What is asked: Identify the lines containing the word "обратился". Copy each one.

Given records:
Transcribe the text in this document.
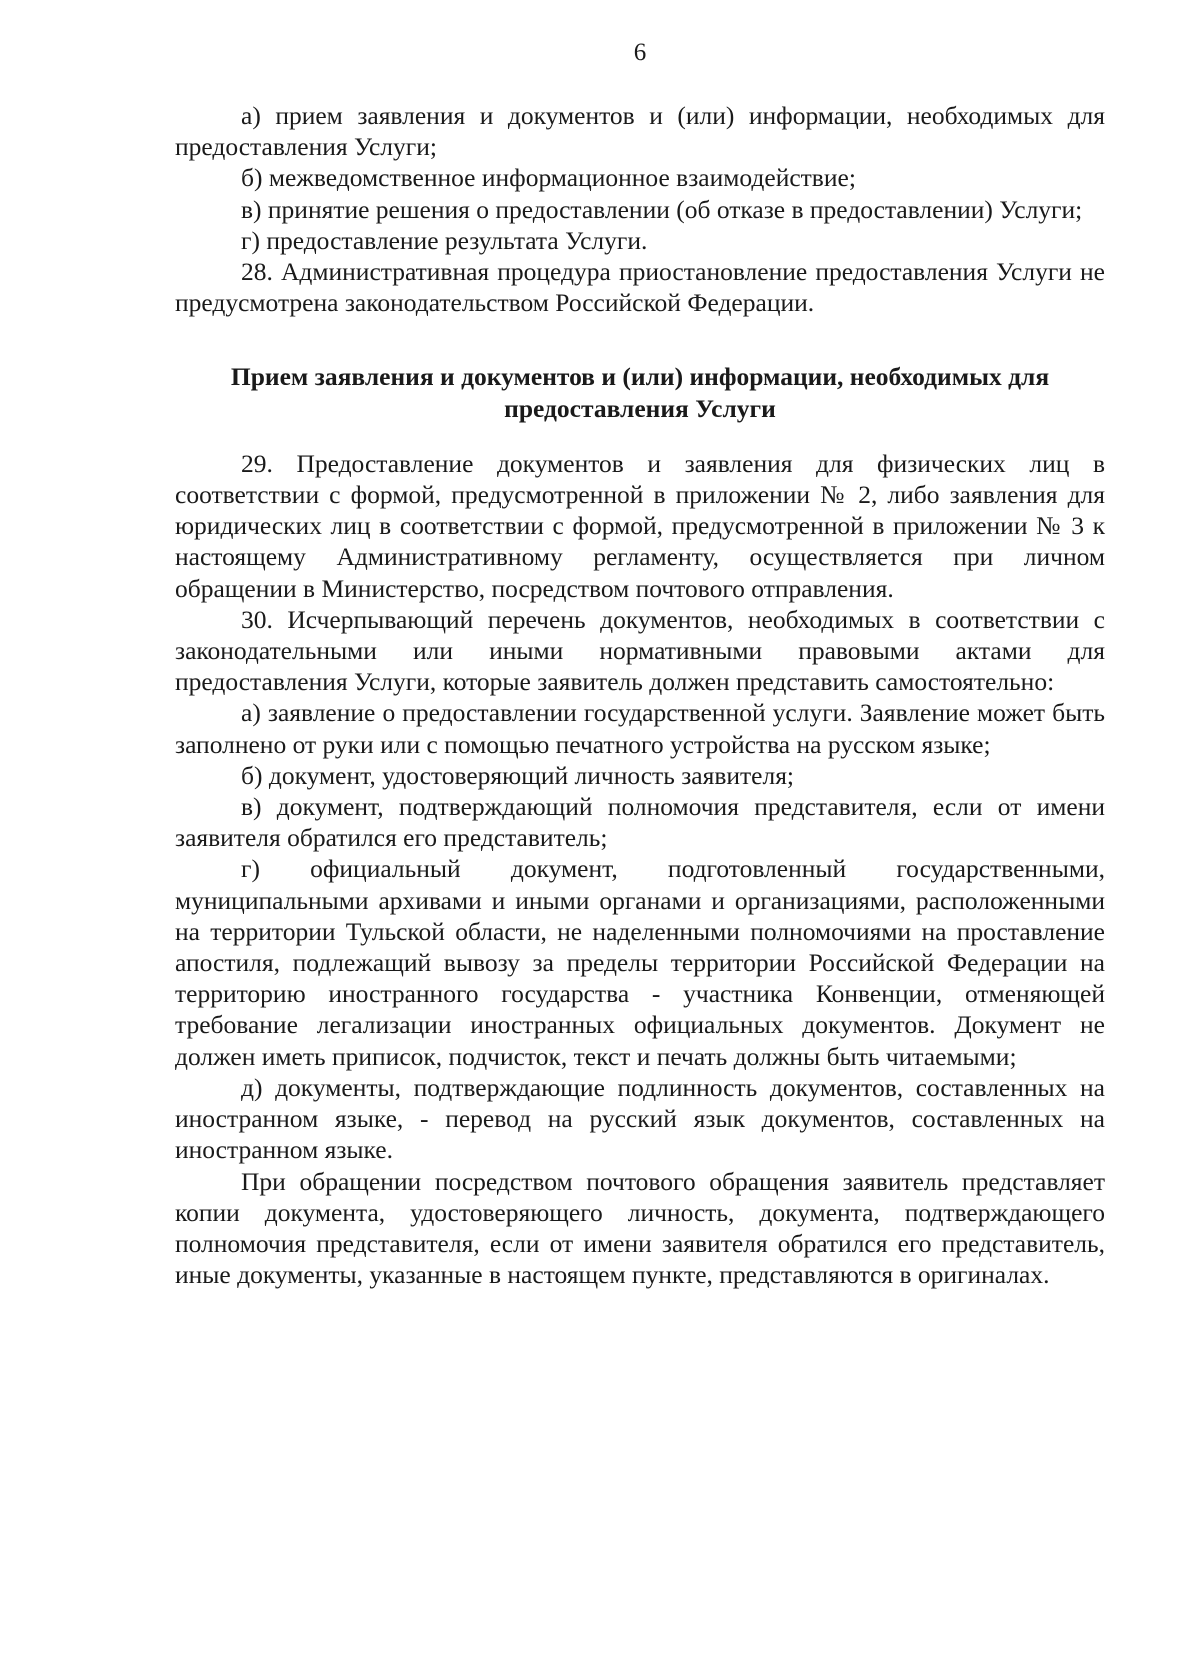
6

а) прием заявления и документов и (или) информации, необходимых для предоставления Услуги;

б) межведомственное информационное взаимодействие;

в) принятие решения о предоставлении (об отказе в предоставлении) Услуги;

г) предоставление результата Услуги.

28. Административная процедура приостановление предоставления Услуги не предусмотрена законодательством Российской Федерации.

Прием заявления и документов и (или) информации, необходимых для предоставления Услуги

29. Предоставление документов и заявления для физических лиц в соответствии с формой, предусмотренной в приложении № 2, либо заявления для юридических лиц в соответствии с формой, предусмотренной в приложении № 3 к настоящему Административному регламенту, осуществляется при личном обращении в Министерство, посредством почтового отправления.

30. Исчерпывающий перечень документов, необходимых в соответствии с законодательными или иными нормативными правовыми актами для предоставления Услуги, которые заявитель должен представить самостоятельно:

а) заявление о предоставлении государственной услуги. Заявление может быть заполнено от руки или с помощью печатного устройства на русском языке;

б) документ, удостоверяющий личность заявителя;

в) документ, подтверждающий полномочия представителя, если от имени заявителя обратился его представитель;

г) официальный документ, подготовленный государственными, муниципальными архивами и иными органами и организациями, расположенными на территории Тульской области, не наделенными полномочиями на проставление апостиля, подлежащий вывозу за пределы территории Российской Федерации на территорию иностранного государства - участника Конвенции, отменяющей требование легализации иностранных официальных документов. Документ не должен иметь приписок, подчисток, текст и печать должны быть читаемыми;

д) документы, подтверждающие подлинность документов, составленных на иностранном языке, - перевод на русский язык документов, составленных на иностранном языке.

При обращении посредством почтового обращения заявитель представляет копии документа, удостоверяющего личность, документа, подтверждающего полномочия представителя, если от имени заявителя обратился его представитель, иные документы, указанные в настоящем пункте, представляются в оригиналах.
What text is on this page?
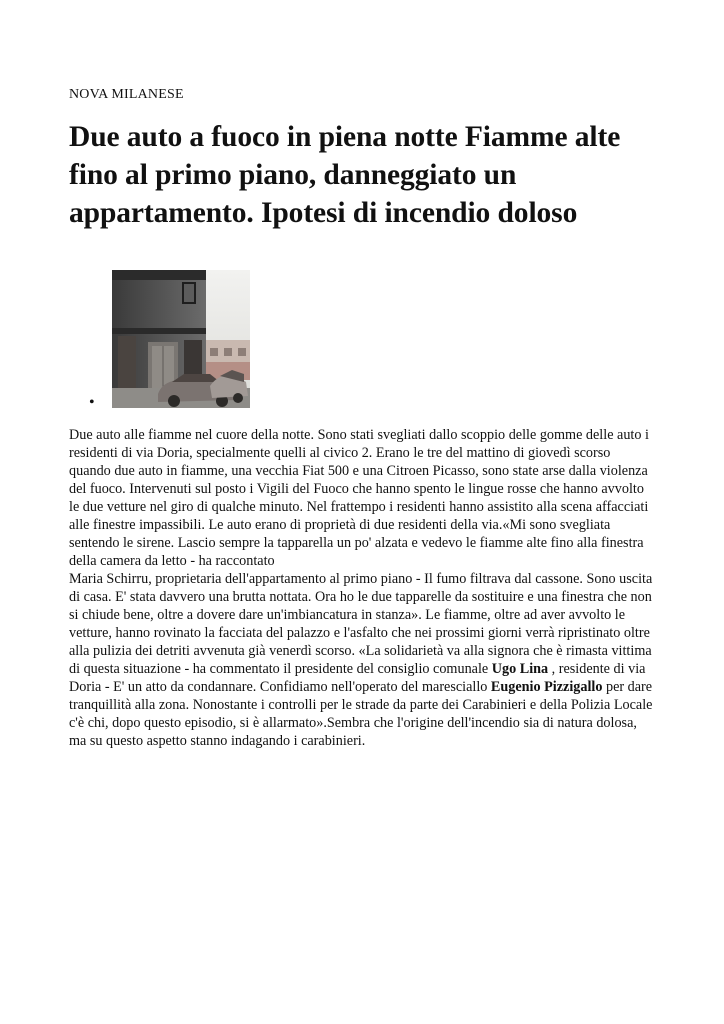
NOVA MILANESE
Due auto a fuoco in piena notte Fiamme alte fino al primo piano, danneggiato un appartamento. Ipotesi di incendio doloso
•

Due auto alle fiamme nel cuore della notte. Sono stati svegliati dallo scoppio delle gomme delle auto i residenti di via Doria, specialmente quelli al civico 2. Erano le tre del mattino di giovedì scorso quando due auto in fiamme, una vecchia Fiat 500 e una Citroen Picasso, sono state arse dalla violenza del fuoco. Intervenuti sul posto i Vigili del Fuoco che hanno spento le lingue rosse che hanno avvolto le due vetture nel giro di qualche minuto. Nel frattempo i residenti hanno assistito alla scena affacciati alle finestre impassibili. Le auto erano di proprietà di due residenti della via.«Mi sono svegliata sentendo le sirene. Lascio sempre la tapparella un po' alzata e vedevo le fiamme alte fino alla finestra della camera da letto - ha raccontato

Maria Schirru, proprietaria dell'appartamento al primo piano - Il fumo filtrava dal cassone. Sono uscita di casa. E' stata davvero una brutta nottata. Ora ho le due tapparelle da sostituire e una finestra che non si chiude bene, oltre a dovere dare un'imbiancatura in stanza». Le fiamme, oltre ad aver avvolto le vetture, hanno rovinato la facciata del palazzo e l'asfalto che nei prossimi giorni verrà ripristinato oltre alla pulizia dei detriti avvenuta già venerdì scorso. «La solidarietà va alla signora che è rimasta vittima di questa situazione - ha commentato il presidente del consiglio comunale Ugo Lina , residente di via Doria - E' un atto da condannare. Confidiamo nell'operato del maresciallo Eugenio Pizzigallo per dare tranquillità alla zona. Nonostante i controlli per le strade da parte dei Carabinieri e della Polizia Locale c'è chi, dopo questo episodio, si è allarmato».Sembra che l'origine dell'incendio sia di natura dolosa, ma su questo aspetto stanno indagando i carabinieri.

Written solution:
в) документ, подтверждающий полномочия представителя, если от имени заявителя обратился его представитель;
При обращении посредством почтового обращения заявитель представляет копии документа, удостоверяющего личность, документа, подтверждающего полномочия представителя, если от имени заявителя обратился его представитель, иные документы, указанные в настоящем пункте, представляются в оригиналах.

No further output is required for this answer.